— START —

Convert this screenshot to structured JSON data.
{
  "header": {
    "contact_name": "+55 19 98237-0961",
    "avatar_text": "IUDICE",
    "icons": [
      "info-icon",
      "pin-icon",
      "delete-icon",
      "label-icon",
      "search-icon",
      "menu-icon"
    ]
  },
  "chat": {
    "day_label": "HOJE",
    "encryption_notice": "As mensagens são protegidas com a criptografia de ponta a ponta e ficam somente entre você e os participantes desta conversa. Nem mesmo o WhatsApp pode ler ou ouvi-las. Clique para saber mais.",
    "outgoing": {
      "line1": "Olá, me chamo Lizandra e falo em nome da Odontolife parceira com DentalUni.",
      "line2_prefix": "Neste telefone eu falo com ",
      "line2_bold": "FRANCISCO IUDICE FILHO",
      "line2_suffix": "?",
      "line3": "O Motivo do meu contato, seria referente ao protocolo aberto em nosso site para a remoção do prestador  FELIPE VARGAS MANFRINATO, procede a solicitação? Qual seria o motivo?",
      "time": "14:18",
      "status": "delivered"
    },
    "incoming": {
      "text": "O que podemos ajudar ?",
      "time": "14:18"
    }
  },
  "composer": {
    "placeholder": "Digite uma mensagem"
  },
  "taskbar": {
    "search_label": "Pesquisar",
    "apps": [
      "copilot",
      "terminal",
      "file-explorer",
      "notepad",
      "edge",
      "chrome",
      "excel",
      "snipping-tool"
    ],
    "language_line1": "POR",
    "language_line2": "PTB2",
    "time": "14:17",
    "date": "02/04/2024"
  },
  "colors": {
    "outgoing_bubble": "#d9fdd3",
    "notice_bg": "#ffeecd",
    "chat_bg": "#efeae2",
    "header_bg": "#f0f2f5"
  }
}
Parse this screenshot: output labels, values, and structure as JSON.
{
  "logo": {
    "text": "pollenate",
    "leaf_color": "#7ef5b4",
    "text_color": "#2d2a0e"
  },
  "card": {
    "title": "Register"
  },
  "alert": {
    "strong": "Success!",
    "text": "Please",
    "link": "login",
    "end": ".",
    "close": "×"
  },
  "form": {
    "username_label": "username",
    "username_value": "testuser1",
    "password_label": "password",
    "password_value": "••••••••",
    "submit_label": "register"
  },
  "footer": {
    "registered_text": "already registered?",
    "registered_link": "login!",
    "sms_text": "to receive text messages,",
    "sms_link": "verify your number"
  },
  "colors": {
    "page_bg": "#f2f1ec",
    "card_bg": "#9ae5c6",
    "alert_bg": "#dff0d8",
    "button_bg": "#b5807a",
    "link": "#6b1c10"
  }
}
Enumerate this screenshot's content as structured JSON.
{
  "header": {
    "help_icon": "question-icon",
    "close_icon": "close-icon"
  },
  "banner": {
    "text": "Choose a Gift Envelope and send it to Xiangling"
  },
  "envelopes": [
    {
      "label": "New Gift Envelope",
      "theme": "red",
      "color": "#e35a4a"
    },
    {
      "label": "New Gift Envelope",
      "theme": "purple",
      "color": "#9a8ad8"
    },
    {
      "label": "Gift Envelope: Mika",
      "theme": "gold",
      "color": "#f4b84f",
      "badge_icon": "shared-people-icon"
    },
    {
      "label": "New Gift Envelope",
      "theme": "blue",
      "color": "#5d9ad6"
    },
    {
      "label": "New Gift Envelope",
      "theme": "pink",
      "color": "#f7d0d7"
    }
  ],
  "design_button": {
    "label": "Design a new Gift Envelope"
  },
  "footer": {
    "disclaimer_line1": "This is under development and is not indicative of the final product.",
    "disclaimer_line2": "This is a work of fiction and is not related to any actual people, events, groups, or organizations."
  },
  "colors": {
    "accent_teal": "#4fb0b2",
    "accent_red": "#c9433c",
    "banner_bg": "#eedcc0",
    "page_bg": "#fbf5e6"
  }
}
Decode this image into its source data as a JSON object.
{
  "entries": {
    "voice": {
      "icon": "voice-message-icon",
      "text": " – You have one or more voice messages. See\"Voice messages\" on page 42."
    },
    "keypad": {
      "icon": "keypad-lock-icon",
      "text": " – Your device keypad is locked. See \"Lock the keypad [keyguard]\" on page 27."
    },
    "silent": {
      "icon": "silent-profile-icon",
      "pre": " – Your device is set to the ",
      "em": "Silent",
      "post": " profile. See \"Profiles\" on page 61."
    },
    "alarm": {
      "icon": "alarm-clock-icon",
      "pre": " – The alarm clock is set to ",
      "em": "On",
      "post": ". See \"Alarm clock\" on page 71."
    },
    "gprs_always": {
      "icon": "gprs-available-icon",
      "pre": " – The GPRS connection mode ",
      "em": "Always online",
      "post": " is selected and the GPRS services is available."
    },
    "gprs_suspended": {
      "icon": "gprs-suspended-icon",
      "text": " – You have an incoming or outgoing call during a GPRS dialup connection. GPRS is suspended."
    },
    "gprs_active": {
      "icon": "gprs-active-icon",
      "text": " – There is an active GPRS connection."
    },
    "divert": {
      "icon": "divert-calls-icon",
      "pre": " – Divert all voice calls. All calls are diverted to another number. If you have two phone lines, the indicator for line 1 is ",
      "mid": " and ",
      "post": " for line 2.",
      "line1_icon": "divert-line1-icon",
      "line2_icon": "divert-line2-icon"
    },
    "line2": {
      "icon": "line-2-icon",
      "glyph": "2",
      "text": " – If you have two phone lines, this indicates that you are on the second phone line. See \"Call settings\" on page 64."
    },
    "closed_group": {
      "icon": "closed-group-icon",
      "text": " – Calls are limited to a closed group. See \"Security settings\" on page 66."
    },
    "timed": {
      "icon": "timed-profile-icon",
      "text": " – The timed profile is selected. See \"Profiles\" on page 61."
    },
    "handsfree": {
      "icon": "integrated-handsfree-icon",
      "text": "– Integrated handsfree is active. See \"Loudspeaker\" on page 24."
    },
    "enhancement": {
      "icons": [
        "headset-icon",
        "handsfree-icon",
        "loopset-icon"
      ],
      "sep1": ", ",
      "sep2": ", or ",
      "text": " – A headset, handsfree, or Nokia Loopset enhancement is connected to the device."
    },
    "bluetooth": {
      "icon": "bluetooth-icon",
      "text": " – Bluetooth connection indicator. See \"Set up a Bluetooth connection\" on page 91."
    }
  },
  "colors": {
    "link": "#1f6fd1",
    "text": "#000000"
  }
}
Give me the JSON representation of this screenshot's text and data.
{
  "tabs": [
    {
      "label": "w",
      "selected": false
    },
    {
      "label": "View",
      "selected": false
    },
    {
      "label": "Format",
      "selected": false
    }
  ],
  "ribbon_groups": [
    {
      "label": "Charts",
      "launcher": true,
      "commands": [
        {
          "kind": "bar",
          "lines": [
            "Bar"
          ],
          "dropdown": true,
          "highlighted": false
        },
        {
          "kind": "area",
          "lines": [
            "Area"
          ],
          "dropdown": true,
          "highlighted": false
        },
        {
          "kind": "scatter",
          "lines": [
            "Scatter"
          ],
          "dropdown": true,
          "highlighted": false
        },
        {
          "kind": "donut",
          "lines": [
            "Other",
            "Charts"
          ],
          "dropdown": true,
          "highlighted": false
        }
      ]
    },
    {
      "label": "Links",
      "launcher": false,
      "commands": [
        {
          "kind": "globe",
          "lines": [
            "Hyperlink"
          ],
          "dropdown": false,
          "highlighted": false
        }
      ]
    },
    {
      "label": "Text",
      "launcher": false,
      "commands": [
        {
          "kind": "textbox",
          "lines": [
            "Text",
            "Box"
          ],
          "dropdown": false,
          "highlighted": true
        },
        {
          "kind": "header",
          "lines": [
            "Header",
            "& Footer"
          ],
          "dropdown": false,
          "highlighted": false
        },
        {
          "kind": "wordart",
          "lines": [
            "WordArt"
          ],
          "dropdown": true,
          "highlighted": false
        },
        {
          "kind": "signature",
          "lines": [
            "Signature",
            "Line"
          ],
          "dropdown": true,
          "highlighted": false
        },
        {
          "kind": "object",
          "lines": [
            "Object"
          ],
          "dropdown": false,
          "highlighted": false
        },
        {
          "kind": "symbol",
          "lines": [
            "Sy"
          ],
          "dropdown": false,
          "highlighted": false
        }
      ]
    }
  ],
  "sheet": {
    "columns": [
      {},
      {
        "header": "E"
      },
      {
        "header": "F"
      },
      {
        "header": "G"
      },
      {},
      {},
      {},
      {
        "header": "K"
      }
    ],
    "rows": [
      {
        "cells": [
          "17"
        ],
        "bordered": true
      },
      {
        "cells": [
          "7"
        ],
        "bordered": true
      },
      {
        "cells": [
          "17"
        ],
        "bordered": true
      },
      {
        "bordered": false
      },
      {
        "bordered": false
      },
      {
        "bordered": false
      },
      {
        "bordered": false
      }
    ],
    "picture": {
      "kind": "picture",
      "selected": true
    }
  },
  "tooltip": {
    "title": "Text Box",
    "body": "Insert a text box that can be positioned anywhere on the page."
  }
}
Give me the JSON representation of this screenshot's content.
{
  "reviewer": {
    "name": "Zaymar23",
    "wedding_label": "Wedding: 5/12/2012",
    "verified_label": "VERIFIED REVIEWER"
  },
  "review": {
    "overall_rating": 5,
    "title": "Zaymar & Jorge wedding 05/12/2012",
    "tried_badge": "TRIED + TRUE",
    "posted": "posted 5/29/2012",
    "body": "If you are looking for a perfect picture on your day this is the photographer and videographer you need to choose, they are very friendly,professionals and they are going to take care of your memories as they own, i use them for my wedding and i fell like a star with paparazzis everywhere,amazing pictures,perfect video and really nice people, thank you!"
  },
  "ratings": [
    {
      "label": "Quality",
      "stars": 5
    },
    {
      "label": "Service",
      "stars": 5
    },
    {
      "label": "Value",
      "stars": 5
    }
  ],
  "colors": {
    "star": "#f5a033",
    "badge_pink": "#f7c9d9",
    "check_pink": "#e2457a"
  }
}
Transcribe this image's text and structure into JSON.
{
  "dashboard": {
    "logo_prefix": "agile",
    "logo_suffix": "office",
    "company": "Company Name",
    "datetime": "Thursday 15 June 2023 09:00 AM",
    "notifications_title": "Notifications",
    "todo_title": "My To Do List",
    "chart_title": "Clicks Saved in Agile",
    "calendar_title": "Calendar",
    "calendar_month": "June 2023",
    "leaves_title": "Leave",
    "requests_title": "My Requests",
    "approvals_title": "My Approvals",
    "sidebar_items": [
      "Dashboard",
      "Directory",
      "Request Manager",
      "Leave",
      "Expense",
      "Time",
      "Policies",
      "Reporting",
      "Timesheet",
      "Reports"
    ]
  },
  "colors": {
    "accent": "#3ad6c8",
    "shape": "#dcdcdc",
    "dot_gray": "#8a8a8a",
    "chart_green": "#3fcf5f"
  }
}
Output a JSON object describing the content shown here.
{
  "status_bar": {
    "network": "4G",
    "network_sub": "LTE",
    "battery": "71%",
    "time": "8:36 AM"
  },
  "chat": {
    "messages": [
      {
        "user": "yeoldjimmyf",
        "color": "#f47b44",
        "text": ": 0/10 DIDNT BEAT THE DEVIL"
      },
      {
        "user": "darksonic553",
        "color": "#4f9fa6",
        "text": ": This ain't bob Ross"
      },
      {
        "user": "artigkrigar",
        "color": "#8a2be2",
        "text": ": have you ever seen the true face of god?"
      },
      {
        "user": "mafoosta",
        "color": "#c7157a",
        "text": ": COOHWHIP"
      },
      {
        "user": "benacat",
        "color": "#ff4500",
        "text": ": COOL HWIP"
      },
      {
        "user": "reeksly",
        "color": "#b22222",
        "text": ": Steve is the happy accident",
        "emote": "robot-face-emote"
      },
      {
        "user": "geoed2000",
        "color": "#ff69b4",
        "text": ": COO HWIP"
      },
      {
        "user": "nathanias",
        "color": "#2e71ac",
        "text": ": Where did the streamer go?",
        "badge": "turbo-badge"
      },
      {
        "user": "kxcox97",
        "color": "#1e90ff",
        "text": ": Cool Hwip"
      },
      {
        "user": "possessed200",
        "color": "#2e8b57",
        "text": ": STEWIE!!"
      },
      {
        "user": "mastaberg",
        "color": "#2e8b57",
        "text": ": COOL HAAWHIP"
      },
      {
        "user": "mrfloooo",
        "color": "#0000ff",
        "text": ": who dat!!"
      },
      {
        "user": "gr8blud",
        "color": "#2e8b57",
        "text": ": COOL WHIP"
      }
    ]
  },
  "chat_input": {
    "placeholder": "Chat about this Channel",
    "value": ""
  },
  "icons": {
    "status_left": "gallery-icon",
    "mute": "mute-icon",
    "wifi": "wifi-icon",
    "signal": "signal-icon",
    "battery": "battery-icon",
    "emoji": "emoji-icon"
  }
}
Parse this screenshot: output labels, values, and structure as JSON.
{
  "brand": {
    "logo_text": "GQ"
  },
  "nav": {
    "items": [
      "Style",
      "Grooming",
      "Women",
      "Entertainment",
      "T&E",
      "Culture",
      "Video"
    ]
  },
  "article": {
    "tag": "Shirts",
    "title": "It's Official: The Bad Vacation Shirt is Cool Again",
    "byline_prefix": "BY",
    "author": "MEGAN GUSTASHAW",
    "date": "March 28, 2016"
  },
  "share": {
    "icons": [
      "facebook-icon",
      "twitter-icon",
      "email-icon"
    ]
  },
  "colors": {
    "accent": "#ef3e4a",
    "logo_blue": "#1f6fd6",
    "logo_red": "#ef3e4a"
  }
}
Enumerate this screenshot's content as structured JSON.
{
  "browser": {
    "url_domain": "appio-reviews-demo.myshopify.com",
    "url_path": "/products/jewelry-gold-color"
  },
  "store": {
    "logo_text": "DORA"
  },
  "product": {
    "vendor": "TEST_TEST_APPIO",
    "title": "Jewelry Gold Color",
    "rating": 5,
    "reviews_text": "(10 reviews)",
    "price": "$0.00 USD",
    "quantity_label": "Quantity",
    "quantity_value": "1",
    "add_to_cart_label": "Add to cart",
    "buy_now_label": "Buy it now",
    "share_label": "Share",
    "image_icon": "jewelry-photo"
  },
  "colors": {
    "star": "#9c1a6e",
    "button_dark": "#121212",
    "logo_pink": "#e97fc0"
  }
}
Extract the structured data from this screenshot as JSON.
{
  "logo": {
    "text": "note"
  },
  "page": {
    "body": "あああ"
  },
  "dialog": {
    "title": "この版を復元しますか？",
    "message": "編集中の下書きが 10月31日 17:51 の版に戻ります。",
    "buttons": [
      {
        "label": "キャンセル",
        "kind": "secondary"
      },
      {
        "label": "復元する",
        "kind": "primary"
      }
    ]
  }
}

— END —

[Description of the task] Check each line of the records above for the word "placeholder", then give the number of lines that have it, with no other words.

[Reply] 2